__SUPPLIED INFORMATION__
╭──

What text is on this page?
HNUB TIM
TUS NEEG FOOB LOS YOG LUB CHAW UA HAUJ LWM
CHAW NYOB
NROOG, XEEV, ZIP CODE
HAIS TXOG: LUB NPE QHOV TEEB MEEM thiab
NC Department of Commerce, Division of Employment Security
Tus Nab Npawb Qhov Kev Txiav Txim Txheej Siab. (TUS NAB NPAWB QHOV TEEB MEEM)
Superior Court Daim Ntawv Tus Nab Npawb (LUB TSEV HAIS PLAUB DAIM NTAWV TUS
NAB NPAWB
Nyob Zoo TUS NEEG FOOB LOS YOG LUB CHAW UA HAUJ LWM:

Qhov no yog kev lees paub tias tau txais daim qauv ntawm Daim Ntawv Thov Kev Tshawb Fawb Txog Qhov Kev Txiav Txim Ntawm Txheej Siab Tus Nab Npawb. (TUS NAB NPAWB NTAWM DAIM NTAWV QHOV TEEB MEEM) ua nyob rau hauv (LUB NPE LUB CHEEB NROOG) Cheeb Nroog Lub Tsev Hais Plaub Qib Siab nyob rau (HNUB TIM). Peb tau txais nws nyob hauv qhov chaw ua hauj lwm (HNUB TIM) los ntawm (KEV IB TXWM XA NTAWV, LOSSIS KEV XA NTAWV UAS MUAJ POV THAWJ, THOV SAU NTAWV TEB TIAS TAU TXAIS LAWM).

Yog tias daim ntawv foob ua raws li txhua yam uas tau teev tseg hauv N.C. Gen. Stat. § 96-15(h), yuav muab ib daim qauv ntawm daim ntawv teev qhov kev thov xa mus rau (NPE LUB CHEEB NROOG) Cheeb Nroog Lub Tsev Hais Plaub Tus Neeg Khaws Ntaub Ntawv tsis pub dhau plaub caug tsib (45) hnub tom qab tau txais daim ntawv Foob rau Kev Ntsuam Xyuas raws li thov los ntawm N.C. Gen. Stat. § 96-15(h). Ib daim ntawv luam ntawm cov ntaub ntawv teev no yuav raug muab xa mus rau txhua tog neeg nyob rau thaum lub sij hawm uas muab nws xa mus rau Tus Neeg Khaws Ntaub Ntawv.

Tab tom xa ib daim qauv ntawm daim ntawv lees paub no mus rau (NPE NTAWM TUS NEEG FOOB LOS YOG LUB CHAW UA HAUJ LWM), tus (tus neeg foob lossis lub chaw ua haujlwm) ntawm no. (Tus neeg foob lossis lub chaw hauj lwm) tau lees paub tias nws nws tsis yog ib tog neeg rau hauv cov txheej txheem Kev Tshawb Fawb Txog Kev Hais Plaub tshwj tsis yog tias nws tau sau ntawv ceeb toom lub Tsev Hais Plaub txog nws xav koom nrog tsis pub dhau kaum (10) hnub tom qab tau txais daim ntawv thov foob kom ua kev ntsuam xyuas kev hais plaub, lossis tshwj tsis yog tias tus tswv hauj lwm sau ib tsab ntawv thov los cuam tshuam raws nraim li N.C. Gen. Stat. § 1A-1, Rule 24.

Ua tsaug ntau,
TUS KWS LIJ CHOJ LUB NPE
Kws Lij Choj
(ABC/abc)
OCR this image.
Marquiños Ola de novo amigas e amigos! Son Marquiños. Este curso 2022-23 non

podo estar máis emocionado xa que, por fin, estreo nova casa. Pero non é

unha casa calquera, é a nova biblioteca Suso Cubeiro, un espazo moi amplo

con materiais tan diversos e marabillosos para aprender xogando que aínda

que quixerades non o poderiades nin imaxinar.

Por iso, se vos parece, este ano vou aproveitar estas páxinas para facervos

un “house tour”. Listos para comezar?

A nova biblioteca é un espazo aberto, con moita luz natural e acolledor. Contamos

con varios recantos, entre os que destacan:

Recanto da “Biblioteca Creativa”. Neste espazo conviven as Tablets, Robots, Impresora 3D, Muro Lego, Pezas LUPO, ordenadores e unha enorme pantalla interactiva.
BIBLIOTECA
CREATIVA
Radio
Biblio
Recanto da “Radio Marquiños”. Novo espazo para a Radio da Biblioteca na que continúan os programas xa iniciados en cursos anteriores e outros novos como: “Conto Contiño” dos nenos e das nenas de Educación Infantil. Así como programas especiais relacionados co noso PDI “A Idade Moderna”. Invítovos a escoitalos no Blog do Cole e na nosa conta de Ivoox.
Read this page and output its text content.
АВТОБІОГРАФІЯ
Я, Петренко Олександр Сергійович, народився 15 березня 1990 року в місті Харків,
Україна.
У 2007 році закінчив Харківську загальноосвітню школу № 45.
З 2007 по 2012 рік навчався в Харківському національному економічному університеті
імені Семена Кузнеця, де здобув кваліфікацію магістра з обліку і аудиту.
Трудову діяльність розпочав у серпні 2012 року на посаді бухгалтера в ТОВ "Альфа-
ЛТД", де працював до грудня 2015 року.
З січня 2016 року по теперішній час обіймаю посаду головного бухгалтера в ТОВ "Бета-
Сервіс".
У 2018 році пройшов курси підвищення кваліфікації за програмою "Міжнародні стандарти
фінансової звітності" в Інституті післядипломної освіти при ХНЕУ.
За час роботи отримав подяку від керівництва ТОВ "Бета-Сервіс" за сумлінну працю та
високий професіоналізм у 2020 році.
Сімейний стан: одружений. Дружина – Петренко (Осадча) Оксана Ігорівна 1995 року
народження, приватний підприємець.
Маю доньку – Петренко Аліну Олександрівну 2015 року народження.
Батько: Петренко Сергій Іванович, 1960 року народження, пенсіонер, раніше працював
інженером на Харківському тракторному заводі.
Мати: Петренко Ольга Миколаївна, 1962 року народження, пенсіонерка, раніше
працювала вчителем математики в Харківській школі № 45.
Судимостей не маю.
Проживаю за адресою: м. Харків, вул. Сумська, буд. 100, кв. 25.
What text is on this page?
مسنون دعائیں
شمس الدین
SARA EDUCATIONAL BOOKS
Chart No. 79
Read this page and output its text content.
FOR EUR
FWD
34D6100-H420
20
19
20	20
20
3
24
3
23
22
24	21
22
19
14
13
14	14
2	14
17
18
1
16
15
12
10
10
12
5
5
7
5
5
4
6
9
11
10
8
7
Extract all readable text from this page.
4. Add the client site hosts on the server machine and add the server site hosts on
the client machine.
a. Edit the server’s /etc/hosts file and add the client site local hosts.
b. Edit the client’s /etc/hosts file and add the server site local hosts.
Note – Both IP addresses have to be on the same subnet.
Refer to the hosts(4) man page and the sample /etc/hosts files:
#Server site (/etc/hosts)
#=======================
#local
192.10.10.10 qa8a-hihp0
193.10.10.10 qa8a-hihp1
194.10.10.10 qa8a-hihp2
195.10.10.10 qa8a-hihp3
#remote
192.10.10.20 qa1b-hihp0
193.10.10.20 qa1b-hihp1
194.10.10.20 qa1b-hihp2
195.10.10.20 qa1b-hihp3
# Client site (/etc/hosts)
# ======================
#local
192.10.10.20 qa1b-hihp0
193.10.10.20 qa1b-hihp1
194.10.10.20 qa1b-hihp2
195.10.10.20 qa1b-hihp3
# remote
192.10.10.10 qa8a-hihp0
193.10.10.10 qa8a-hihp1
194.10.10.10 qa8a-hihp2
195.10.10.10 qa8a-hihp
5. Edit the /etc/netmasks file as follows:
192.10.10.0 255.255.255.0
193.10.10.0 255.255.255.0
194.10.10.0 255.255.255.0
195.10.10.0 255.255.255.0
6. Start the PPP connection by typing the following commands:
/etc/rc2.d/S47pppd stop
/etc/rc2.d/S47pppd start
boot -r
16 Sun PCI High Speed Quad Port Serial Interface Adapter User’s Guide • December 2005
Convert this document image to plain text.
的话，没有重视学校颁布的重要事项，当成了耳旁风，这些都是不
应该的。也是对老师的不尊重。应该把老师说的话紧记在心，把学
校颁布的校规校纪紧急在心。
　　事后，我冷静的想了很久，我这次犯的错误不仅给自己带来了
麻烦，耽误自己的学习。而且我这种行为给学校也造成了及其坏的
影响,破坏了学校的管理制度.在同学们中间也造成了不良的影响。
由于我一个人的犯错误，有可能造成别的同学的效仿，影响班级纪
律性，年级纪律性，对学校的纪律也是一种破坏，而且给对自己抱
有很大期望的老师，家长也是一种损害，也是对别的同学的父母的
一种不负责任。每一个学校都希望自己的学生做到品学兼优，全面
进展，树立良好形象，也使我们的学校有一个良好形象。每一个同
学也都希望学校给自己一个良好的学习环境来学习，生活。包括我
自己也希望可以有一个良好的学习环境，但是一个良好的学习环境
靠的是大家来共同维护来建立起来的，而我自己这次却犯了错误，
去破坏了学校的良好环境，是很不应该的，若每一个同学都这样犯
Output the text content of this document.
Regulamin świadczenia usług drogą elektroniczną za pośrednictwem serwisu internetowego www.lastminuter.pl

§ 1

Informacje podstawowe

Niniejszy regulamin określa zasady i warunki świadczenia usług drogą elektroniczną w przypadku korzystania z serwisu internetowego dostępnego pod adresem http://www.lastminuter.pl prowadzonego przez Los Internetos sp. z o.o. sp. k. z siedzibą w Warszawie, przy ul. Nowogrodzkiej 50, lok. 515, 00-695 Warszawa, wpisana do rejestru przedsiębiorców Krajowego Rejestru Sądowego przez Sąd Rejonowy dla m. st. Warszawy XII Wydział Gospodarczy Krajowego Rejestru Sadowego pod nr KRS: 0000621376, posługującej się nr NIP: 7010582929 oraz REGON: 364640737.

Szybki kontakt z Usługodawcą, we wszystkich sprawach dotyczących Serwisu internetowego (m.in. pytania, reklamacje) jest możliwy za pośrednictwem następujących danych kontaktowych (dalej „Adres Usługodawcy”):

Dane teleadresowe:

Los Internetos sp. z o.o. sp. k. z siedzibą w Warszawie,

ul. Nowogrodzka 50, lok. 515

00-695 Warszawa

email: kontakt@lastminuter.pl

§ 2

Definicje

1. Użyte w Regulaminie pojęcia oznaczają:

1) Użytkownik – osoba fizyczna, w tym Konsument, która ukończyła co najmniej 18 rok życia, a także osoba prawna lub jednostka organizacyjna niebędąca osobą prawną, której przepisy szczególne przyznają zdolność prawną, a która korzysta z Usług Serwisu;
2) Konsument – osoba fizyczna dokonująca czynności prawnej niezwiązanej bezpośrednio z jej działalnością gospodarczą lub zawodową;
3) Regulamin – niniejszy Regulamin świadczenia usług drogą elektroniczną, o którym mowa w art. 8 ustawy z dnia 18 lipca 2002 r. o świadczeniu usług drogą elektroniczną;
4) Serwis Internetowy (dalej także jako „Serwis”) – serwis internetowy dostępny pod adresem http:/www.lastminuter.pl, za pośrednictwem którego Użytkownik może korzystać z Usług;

╰──

__YOUR INSTRUCTIONS__
For each line above that contains the word "raws", copy that line.

__TASK OUTPUT__
Yog tias daim ntawv foob ua raws li txhua yam uas tau teev tseg hauv N.C. Gen. Stat. § 96-15(h), yuav muab ib daim qauv ntawm daim ntawv teev qhov kev thov xa mus rau (NPE LUB CHEEB NROOG) Cheeb Nroog Lub Tsev Hais Plaub Tus Neeg Khaws Ntaub Ntawv tsis pub dhau plaub caug tsib (45) hnub tom qab tau txais daim ntawv Foob rau Kev Ntsuam Xyuas raws li thov los ntawm N.C. Gen. Stat. § 96-15(h). Ib daim ntawv luam ntawm cov ntaub ntawv teev no yuav raug muab xa mus rau txhua tog neeg nyob rau thaum lub sij hawm uas muab nws xa mus rau Tus Neeg Khaws Ntaub Ntawv.
Tab tom xa ib daim qauv ntawm daim ntawv lees paub no mus rau (NPE NTAWM TUS NEEG FOOB LOS YOG LUB CHAW UA HAUJ LWM), tus (tus neeg foob lossis lub chaw ua haujlwm) ntawm no. (Tus neeg foob lossis lub chaw hauj lwm) tau lees paub tias nws nws tsis yog ib tog neeg rau hauv cov txheej txheem Kev Tshawb Fawb Txog Kev Hais Plaub tshwj tsis yog tias nws tau sau ntawv ceeb toom lub Tsev Hais Plaub txog nws xav koom nrog tsis pub dhau kaum (10) hnub tom qab tau txais daim ntawv thov foob kom ua kev ntsuam xyuas kev hais plaub, lossis tshwj tsis yog tias tus tswv hauj lwm sau ib tsab ntawv thov los cuam tshuam raws nraim li N.C. Gen. Stat. § 1A-1, Rule 24.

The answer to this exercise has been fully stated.